== DATASET EXCERPTS ==
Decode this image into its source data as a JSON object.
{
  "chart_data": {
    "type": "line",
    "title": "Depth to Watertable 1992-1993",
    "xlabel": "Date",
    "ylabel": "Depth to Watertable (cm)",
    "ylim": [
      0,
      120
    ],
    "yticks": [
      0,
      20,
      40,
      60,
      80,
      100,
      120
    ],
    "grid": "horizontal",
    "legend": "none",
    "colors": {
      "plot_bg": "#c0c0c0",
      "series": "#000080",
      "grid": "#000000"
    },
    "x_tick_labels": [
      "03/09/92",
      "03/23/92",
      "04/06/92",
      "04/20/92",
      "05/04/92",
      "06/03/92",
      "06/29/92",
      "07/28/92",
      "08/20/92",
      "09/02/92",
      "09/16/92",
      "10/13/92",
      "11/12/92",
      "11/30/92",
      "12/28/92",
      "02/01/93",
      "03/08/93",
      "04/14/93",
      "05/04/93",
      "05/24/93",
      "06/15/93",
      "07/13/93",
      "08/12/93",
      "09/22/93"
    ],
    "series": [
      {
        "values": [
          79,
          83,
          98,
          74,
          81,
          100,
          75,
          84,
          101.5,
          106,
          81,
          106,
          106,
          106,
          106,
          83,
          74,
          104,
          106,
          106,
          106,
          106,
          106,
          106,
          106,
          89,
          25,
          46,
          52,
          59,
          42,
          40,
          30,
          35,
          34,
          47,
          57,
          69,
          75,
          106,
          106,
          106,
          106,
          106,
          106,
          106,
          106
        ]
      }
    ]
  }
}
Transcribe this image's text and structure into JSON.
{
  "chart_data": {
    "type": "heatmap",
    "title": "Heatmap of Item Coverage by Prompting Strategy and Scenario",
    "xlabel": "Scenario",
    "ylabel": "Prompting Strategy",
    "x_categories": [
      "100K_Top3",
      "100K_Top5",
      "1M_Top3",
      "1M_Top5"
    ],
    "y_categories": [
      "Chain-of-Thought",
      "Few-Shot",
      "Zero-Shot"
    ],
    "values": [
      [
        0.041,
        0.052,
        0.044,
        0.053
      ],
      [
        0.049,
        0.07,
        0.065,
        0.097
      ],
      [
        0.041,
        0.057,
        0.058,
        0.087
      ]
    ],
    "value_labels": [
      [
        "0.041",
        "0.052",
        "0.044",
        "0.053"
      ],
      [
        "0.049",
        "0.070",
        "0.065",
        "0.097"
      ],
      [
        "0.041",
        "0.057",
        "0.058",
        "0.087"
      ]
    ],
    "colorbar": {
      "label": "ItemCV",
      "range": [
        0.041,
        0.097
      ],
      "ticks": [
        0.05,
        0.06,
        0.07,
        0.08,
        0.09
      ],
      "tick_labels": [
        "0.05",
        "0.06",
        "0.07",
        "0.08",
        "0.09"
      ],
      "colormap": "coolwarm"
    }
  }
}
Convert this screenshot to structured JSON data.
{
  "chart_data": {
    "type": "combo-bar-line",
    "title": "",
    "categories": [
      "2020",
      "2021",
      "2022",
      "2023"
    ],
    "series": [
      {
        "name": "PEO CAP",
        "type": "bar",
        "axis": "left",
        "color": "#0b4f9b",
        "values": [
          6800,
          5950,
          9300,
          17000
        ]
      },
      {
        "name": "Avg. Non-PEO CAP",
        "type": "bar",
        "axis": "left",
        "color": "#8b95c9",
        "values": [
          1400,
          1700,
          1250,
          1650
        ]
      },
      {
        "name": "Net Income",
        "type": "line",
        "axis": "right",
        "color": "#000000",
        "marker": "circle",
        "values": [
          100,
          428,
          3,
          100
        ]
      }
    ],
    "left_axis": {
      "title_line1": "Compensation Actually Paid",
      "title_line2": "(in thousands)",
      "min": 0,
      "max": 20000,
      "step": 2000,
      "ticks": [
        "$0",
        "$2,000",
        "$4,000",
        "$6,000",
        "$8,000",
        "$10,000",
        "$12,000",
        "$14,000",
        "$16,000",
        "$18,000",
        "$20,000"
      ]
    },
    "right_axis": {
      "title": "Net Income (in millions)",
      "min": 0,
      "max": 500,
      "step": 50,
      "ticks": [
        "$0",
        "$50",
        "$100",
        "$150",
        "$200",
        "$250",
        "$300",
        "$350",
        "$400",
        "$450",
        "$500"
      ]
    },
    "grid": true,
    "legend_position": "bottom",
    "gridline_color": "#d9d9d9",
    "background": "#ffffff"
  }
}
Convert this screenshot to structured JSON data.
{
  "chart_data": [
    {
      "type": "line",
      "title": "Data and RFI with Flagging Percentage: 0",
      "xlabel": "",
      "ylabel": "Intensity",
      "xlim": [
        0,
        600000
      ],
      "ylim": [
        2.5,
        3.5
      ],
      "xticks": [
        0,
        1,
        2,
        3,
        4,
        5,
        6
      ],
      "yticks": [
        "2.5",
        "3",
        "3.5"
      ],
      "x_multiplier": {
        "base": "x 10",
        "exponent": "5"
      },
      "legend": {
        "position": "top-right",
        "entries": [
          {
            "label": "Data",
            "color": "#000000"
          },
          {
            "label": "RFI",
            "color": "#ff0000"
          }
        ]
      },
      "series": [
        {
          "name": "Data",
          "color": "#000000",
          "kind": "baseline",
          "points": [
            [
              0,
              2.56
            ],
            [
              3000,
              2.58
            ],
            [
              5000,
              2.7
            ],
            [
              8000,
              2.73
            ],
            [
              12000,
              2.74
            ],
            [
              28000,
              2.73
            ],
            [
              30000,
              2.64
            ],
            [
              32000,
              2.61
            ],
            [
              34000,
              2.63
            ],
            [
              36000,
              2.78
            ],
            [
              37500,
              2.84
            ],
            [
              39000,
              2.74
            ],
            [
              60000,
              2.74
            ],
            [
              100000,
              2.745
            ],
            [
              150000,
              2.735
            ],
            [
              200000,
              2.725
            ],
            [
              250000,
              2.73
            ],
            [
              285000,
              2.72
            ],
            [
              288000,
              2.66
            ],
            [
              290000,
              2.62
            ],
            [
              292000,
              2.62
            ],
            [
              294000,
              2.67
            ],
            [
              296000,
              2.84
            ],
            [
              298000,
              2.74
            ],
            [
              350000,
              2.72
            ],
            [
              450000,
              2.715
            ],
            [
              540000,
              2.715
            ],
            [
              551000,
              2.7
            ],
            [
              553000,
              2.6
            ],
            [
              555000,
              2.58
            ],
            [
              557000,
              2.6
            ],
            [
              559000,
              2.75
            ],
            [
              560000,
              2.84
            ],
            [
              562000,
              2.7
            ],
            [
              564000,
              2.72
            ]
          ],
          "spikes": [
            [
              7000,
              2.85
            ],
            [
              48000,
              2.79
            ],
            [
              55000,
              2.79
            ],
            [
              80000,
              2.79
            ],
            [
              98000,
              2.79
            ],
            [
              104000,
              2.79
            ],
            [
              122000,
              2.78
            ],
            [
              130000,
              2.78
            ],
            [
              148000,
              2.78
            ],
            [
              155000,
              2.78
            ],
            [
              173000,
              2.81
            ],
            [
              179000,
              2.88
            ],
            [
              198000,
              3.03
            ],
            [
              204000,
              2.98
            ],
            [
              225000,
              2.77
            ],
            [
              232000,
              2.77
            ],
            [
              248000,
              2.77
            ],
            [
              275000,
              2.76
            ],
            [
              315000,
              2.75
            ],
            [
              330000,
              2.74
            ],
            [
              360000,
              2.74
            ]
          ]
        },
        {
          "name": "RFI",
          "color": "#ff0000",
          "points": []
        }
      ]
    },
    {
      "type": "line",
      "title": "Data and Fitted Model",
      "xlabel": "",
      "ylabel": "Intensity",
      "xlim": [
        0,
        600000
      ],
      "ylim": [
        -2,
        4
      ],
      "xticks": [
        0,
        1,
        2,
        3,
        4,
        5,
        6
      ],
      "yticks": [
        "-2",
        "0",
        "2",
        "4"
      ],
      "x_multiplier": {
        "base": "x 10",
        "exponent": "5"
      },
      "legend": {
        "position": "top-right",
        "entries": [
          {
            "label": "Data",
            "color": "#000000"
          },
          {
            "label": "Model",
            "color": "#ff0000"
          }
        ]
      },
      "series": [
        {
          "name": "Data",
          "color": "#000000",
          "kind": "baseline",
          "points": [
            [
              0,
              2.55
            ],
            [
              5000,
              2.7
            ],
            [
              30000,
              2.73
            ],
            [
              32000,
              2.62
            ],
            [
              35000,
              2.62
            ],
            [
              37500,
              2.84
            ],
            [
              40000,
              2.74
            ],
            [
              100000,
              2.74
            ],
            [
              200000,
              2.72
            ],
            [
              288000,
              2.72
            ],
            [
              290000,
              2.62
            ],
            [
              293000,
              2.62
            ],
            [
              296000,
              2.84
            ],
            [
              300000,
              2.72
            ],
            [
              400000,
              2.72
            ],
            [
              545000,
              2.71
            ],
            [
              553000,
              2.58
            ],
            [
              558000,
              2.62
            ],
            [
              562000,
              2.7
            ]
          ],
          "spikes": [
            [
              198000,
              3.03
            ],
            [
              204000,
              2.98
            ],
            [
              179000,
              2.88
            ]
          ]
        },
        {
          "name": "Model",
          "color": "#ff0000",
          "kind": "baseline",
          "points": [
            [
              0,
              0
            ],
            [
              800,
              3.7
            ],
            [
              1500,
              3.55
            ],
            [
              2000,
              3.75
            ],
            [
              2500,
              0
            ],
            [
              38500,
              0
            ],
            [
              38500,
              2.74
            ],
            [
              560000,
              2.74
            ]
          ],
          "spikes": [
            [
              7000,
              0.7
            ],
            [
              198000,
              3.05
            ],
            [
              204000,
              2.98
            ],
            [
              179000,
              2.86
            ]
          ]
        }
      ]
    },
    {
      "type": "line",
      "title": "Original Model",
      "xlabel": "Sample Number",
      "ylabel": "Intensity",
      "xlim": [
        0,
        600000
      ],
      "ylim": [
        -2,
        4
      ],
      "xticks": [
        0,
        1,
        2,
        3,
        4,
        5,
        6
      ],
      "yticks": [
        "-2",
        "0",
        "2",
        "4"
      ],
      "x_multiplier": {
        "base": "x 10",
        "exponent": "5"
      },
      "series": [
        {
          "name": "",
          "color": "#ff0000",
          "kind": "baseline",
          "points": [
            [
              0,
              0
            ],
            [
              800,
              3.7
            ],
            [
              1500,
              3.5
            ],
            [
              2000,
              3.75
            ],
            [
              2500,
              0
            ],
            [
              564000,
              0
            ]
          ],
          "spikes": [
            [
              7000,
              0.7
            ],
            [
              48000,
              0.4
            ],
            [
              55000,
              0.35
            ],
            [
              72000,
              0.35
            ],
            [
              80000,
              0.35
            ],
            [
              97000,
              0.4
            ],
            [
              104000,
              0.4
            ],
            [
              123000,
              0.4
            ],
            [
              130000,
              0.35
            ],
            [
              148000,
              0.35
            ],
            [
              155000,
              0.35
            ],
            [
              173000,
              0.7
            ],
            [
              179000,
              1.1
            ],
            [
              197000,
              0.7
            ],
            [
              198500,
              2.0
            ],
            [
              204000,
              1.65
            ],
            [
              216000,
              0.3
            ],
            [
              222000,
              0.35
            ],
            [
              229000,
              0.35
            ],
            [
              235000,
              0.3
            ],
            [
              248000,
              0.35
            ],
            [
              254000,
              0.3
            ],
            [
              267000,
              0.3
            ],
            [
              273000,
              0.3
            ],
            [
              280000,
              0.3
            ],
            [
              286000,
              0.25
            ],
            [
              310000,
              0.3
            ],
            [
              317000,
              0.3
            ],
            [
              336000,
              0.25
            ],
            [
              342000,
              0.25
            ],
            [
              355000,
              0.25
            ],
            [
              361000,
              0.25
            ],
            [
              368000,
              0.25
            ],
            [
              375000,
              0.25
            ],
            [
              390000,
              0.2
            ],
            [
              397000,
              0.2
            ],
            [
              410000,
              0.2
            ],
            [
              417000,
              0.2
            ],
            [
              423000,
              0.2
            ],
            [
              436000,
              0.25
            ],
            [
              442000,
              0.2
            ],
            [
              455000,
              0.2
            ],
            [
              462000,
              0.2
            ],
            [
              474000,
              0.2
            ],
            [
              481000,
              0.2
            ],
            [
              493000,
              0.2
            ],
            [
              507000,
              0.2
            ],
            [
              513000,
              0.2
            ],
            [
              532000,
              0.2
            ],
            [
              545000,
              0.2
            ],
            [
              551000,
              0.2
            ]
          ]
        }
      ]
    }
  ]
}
===
◆ **WRITTEN EXERCISE**: Pull out all lines containing the word "JSON" from the entries above.

◆ **THE OUTPUT**:
Decode this image into its source data as a JSON object.
Transcribe this image's text and structure into JSON.
Convert this screenshot to structured JSON data.
Convert this screenshot to structured JSON data.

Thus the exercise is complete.